:: Data in this exercise ::
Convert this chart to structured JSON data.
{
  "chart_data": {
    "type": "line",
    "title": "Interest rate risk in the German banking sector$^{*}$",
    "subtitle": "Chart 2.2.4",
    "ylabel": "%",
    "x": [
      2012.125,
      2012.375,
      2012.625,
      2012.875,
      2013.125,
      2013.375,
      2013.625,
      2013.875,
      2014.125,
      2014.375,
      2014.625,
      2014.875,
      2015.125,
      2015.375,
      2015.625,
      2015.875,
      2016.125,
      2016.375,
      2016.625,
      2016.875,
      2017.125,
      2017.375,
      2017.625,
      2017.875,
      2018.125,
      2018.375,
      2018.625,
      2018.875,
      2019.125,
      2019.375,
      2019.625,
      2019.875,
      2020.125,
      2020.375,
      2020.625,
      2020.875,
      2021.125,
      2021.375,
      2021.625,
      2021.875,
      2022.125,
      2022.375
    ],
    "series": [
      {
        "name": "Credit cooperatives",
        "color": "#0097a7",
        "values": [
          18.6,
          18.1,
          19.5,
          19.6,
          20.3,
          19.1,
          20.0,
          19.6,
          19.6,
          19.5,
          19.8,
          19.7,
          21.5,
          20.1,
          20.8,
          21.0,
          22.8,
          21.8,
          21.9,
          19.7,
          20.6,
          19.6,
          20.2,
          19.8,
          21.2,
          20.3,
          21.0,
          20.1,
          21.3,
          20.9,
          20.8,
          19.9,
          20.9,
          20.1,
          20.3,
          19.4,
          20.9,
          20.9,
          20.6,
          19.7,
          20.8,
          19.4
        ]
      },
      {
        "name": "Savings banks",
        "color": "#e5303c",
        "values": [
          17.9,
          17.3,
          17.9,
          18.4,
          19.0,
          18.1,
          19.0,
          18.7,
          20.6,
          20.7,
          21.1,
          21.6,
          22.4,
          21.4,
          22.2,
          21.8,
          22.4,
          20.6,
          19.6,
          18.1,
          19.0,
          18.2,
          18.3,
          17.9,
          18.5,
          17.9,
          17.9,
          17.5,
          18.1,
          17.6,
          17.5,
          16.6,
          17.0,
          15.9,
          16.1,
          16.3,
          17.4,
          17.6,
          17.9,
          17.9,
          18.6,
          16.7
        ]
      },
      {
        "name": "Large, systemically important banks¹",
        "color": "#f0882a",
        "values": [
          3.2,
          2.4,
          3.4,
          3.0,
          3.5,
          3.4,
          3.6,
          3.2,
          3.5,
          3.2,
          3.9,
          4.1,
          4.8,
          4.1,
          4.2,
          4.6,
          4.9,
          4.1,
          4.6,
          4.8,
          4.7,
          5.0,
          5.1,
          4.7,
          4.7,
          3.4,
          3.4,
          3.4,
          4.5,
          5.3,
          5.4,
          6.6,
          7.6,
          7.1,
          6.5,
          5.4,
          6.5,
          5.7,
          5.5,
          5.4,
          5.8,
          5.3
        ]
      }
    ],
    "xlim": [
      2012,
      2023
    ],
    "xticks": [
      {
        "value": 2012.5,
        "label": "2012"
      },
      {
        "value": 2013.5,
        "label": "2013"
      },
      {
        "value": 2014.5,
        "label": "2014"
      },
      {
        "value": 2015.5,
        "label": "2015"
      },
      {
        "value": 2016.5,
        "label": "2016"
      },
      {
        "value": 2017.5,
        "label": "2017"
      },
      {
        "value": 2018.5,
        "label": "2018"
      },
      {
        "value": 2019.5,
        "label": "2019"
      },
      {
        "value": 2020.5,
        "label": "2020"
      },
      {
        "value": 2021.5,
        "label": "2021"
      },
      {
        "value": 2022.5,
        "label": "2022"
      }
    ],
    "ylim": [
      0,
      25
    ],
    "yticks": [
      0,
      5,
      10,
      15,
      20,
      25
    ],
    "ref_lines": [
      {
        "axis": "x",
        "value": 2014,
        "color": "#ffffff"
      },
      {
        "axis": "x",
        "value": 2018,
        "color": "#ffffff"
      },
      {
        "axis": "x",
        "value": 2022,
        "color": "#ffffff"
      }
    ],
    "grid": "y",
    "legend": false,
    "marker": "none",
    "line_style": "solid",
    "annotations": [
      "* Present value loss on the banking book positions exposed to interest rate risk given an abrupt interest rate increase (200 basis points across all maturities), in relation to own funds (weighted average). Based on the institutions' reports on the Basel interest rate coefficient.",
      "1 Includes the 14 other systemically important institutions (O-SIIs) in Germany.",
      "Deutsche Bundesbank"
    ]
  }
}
:::
**Stated goal**: Copy out the full set of records precisely, leaving nothing out.

**Task response**:
Convert this chart to structured JSON data.
{
  "chart_data": {
    "type": "line",
    "title": "Interest rate risk in the German banking sector$^{*}$",
    "subtitle": "Chart 2.2.4",
    "ylabel": "%",
    "x": [
      2012.125,
      2012.375,
      2012.625,
      2012.875,
      2013.125,
      2013.375,
      2013.625,
      2013.875,
      2014.125,
      2014.375,
      2014.625,
      2014.875,
      2015.125,
      2015.375,
      2015.625,
      2015.875,
      2016.125,
      2016.375,
      2016.625,
      2016.875,
      2017.125,
      2017.375,
      2017.625,
      2017.875,
      2018.125,
      2018.375,
      2018.625,
      2018.875,
      2019.125,
      2019.375,
      2019.625,
      2019.875,
      2020.125,
      2020.375,
      2020.625,
      2020.875,
      2021.125,
      2021.375,
      2021.625,
      2021.875,
      2022.125,
      2022.375
    ],
    "series": [
      {
        "name": "Credit cooperatives",
        "color": "#0097a7",
        "values": [
          18.6,
          18.1,
          19.5,
          19.6,
          20.3,
          19.1,
          20.0,
          19.6,
          19.6,
          19.5,
          19.8,
          19.7,
          21.5,
          20.1,
          20.8,
          21.0,
          22.8,
          21.8,
          21.9,
          19.7,
          20.6,
          19.6,
          20.2,
          19.8,
          21.2,
          20.3,
          21.0,
          20.1,
          21.3,
          20.9,
          20.8,
          19.9,
          20.9,
          20.1,
          20.3,
          19.4,
          20.9,
          20.9,
          20.6,
          19.7,
          20.8,
          19.4
        ]
      },
      {
        "name": "Savings banks",
        "color": "#e5303c",
        "values": [
          17.9,
          17.3,
          17.9,
          18.4,
          19.0,
          18.1,
          19.0,
          18.7,
          20.6,
          20.7,
          21.1,
          21.6,
          22.4,
          21.4,
          22.2,
          21.8,
          22.4,
          20.6,
          19.6,
          18.1,
          19.0,
          18.2,
          18.3,
          17.9,
          18.5,
          17.9,
          17.9,
          17.5,
          18.1,
          17.6,
          17.5,
          16.6,
          17.0,
          15.9,
          16.1,
          16.3,
          17.4,
          17.6,
          17.9,
          17.9,
          18.6,
          16.7
        ]
      },
      {
        "name": "Large, systemically important banks¹",
        "color": "#f0882a",
        "values": [
          3.2,
          2.4,
          3.4,
          3.0,
          3.5,
          3.4,
          3.6,
          3.2,
          3.5,
          3.2,
          3.9,
          4.1,
          4.8,
          4.1,
          4.2,
          4.6,
          4.9,
          4.1,
          4.6,
          4.8,
          4.7,
          5.0,
          5.1,
          4.7,
          4.7,
          3.4,
          3.4,
          3.4,
          4.5,
          5.3,
          5.4,
          6.6,
          7.6,
          7.1,
          6.5,
          5.4,
          6.5,
          5.7,
          5.5,
          5.4,
          5.8,
          5.3
        ]
      }
    ],
    "xlim": [
      2012,
      2023
    ],
    "xticks": [
      {
        "value": 2012.5,
        "label": "2012"
      },
      {
        "value": 2013.5,
        "label": "2013"
      },
      {
        "value": 2014.5,
        "label": "2014"
      },
      {
        "value": 2015.5,
        "label": "2015"
      },
      {
        "value": 2016.5,
        "label": "2016"
      },
      {
        "value": 2017.5,
        "label": "2017"
      },
      {
        "value": 2018.5,
        "label": "2018"
      },
      {
        "value": 2019.5,
        "label": "2019"
      },
      {
        "value": 2020.5,
        "label": "2020"
      },
      {
        "value": 2021.5,
        "label": "2021"
      },
      {
        "value": 2022.5,
        "label": "2022"
      }
    ],
    "ylim": [
      0,
      25
    ],
    "yticks": [
      0,
      5,
      10,
      15,
      20,
      25
    ],
    "ref_lines": [
      {
        "axis": "x",
        "value": 2014,
        "color": "#ffffff"
      },
      {
        "axis": "x",
        "value": 2018,
        "color": "#ffffff"
      },
      {
        "axis": "x",
        "value": 2022,
        "color": "#ffffff"
      }
    ],
    "grid": "y",
    "legend": false,
    "marker": "none",
    "line_style": "solid",
    "annotations": [
      "* Present value loss on the banking book positions exposed to interest rate risk given an abrupt interest rate increase (200 basis points across all maturities), in relation to own funds (weighted average). Based on the institutions' reports on the Basel interest rate coefficient.",
      "1 Includes the 14 other systemically important institutions (O-SIIs) in Germany.",
      "Deutsche Bundesbank"
    ]
  }
}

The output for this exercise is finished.